Quote all entries in full, exactly.

■ ■ ■

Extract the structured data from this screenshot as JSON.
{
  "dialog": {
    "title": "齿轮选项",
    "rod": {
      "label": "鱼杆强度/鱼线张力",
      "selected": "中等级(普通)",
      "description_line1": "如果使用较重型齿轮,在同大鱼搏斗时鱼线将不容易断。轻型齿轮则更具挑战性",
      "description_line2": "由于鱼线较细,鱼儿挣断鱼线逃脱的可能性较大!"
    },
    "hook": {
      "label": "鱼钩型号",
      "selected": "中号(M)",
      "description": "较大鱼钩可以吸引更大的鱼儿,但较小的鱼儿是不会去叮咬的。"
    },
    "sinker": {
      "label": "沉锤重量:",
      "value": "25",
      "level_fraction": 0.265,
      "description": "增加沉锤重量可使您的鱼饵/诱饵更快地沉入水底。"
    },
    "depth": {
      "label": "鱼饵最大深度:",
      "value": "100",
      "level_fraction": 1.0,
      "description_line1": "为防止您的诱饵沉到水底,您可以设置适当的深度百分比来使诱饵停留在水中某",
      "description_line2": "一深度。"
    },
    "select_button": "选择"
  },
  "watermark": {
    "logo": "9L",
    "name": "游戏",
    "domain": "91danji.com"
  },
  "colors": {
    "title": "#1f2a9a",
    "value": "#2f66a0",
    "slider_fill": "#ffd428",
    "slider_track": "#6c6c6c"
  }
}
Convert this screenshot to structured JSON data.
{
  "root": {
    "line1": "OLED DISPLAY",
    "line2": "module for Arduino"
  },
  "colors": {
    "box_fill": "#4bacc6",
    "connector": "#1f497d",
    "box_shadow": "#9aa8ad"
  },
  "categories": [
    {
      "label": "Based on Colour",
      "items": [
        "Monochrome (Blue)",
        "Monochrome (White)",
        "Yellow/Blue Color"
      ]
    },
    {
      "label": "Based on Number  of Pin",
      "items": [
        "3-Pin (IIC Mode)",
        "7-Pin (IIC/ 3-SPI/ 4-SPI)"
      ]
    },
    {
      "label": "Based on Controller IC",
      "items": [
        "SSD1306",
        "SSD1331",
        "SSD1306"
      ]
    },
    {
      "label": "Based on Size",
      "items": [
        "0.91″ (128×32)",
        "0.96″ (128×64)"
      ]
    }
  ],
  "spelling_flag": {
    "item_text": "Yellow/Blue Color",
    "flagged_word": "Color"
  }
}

■ ■ ■

ANSWER TO THIS EXERCISE:
Extract the structured data from this screenshot as JSON.
{
  "dialog": {
    "title": "齿轮选项",
    "rod": {
      "label": "鱼杆强度/鱼线张力",
      "selected": "中等级(普通)",
      "description_line1": "如果使用较重型齿轮,在同大鱼搏斗时鱼线将不容易断。轻型齿轮则更具挑战性",
      "description_line2": "由于鱼线较细,鱼儿挣断鱼线逃脱的可能性较大!"
    },
    "hook": {
      "label": "鱼钩型号",
      "selected": "中号(M)",
      "description": "较大鱼钩可以吸引更大的鱼儿,但较小的鱼儿是不会去叮咬的。"
    },
    "sinker": {
      "label": "沉锤重量:",
      "value": "25",
      "level_fraction": 0.265,
      "description": "增加沉锤重量可使您的鱼饵/诱饵更快地沉入水底。"
    },
    "depth": {
      "label": "鱼饵最大深度:",
      "value": "100",
      "level_fraction": 1.0,
      "description_line1": "为防止您的诱饵沉到水底,您可以设置适当的深度百分比来使诱饵停留在水中某",
      "description_line2": "一深度。"
    },
    "select_button": "选择"
  },
  "watermark": {
    "logo": "9L",
    "name": "游戏",
    "domain": "91danji.com"
  },
  "colors": {
    "title": "#1f2a9a",
    "value": "#2f66a0",
    "slider_fill": "#ffd428",
    "slider_track": "#6c6c6c"
  }
}
Convert this screenshot to structured JSON data.
{
  "root": {
    "line1": "OLED DISPLAY",
    "line2": "module for Arduino"
  },
  "colors": {
    "box_fill": "#4bacc6",
    "connector": "#1f497d",
    "box_shadow": "#9aa8ad"
  },
  "categories": [
    {
      "label": "Based on Colour",
      "items": [
        "Monochrome (Blue)",
        "Monochrome (White)",
        "Yellow/Blue Color"
      ]
    },
    {
      "label": "Based on Number  of Pin",
      "items": [
        "3-Pin (IIC Mode)",
        "7-Pin (IIC/ 3-SPI/ 4-SPI)"
      ]
    },
    {
      "label": "Based on Controller IC",
      "items": [
        "SSD1306",
        "SSD1331",
        "SSD1306"
      ]
    },
    {
      "label": "Based on Size",
      "items": [
        "0.91″ (128×32)",
        "0.96″ (128×64)"
      ]
    }
  ],
  "spelling_flag": {
    "item_text": "Yellow/Blue Color",
    "flagged_word": "Color"
  }
}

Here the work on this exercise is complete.